Texte fourni >>
□ □ □

Au cours de la semaine intense qui accueille la tournée des auteurs de la Bataille des Livres, 260 classes romandes, de la scolarité obligatoire, vivent un moment plus que privilégié, hors des sentiers battus qui comptent mener au goût de la lecture. Dans l’une de ces classes, une vingtaine d’élèves sont enthousiastes à l’idée d’échanger avec l’auteur qui a récemment animé leur âme de jeunes lecteurs, une enseignante se délecte du champ des possibles et un auteur pose les valises généreuses de sa créativité pour en offrir les coulisses, genèses et secrets. Au cours de la rencontre, l’audace des innombrables questions, la sincérité des réponses et le plaisir du partage des travaux fusent. Comme lors des discussions fondatrices qui jalonnent une vie, chaque petite et grande personne repart différente, avec cette chose en plus que porte la littérature.

Cette scène a eu lieu grâce à l’association la Bataille des Livres, créée il y a un peu plus de 20 ans, par un enseignant genevois désireux de donner plus de place à la littérature dans les classes de son école. De bataille, il n’est en réalité point question. Un voyage au Canada lui a permis de découvrir un projet appelé « The Battle of the books ». Il en est rentré avec le nom tout en en faisant évoluer les principes. Très vite, le projet a pris de l’ampleur et s’est étendu non seulement à toute la Suisse romande, mais à d’autres pays francophones.

L’idée est simple : chaque classe inscrite reçoit en prêt pour une année scolaire une sélection de 30 livres, soigneusement choisis par un comité de lecture composé d’enseignants. Il y a quatre sélections, chacune correspondant aux quatre degrés scolaires concernés (de la 5P à la 8P). On y trouve principalement des romans, parfois un album ou une bande dessinée, mais toujours francophones et accessibles aux lecteurs autonomes. Tous sont là pour être choisis, lus, échangés et discutés tout au long de l’année.

□ □ □

Enregistrements fournis >>
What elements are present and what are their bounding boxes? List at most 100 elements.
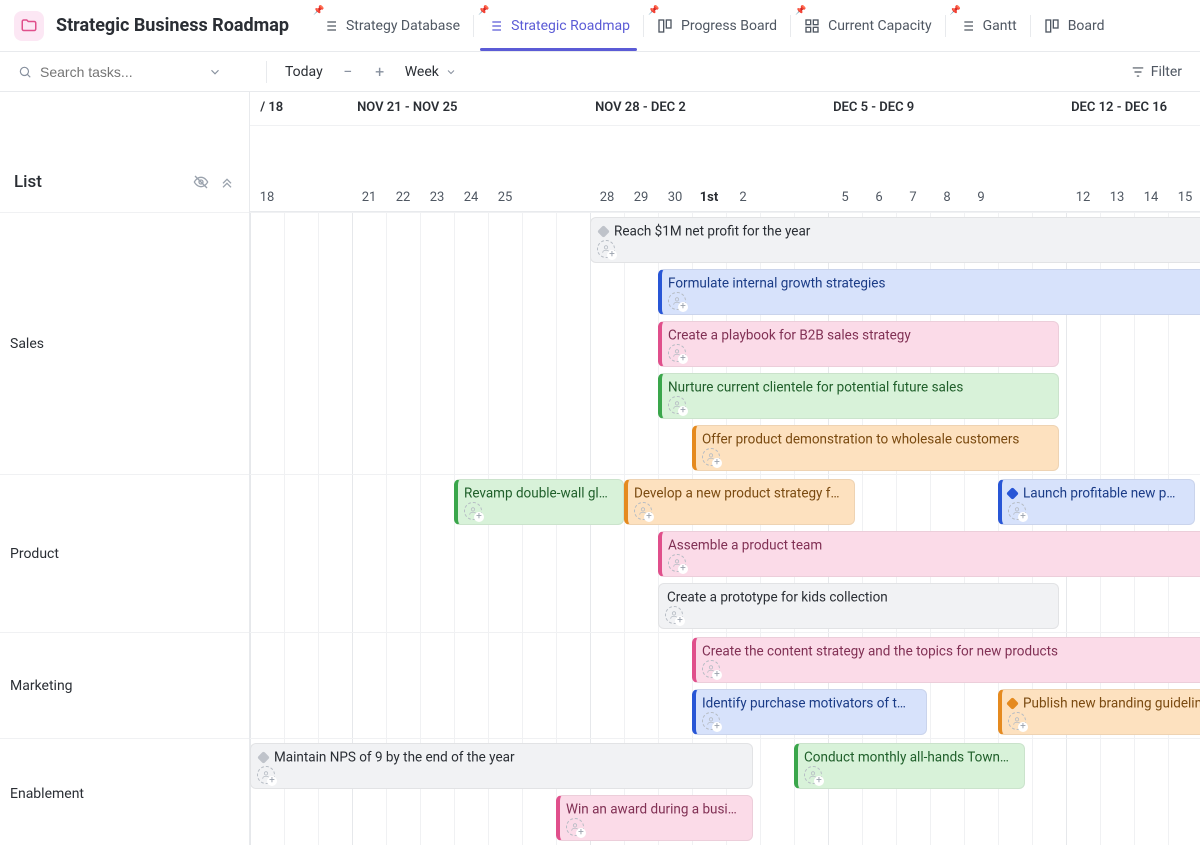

□ □ □

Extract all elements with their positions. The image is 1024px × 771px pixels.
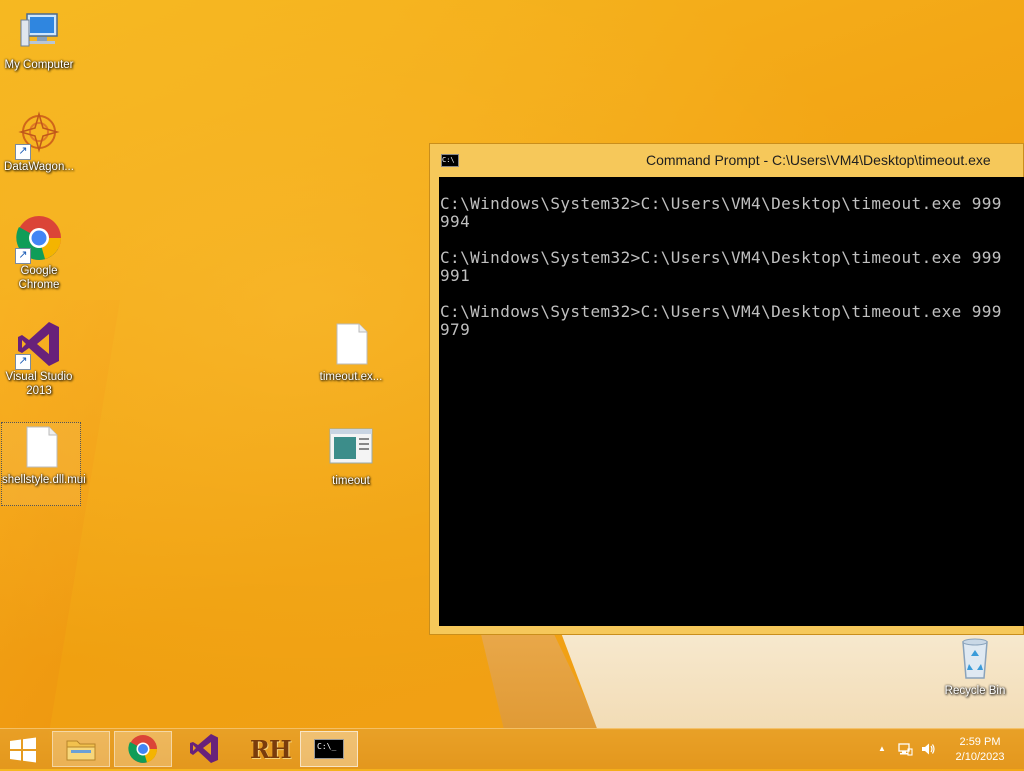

□ □ □

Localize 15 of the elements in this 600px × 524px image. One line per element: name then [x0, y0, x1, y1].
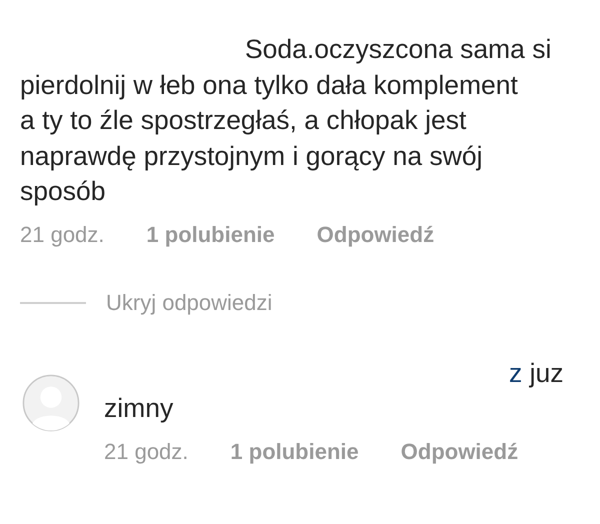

□ □ □

Consigne >> Recopiez le texte sur la Bataille des Livres de « Cette scène a » à « d’autres pays francophones. », en remplaçant « Canada » par « Québec ». Les enregistrements ne servent pas ici.

Corrigé >>
Cette scène a eu lieu grâce à l’association la Bataille des Livres, créée il y a un peu plus de 20 ans, par un enseignant genevois désireux de donner plus de place à la littérature dans les classes de son école. De bataille, il n’est en réalité point question. Un voyage au Québec lui a permis de découvrir un projet appelé « The Battle of the books ». Il en est rentré avec le nom tout en en faisant évoluer les principes. Très vite, le projet a pris de l’ampleur et s’est étendu non seulement à toute la Suisse romande, mais à d’autres pays francophones.